━━ THE RECORDS
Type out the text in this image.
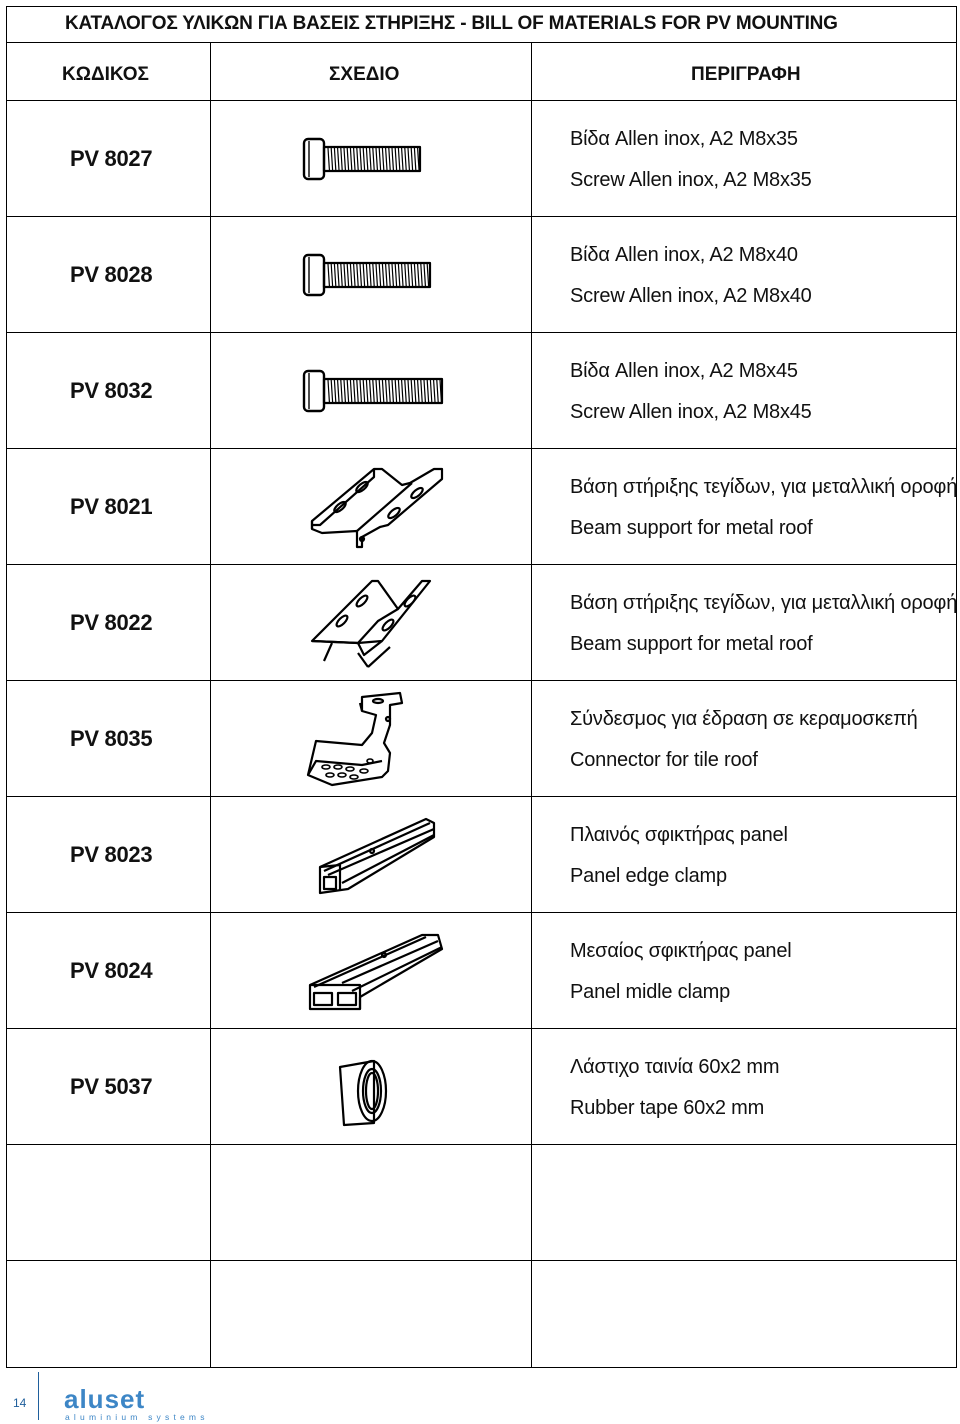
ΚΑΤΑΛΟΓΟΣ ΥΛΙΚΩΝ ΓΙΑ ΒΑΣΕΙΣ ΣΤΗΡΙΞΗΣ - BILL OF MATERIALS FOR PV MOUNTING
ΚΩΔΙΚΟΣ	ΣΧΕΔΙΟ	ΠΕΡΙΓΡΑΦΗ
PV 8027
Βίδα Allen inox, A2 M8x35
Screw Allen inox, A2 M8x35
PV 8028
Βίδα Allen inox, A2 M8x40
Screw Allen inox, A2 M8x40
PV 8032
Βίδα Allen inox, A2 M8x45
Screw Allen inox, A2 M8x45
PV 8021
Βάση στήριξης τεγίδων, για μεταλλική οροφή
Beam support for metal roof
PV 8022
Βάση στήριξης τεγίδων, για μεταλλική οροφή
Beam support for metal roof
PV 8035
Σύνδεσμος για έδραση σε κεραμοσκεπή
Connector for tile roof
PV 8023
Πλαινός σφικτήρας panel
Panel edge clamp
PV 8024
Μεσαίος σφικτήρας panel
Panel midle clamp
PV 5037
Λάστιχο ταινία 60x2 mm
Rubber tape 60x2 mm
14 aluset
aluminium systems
━━━━
━━ THE RECORDS
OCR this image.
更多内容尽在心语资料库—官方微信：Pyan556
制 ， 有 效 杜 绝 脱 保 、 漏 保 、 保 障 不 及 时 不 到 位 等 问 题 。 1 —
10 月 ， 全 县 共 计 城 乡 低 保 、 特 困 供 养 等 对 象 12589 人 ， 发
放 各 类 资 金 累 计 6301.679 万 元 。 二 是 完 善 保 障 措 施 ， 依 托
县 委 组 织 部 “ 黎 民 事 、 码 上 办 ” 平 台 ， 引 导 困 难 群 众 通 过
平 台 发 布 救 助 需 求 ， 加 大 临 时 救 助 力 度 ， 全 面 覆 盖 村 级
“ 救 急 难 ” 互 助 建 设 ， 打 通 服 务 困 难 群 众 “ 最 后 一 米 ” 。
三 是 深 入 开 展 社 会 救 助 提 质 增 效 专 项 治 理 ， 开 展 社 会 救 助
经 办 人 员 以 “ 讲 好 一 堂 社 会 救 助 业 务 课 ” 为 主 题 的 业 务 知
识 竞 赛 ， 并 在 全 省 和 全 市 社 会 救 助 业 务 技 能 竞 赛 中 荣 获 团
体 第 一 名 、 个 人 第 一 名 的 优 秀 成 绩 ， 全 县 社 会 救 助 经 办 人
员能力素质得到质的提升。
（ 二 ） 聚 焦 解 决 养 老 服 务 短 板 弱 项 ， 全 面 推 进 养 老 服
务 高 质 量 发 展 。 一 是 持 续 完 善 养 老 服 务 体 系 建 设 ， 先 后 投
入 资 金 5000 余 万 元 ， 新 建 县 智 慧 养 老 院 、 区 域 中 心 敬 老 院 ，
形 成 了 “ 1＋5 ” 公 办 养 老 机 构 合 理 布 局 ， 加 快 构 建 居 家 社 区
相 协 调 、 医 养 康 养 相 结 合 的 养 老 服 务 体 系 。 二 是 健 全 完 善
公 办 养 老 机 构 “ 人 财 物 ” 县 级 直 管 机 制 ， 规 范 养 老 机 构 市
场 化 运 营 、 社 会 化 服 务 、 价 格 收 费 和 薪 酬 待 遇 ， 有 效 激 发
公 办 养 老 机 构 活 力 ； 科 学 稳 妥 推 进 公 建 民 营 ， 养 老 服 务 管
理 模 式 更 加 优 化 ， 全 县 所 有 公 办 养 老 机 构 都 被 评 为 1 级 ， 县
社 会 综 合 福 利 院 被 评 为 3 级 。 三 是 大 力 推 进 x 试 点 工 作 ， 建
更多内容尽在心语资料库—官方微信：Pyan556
━━━━
WHAT YOU SHOULD DO
Reproduce each line of the entries in which the word "this" is found.

EXERCISE SOLUTION
Type out the text in this image.
OCR this image.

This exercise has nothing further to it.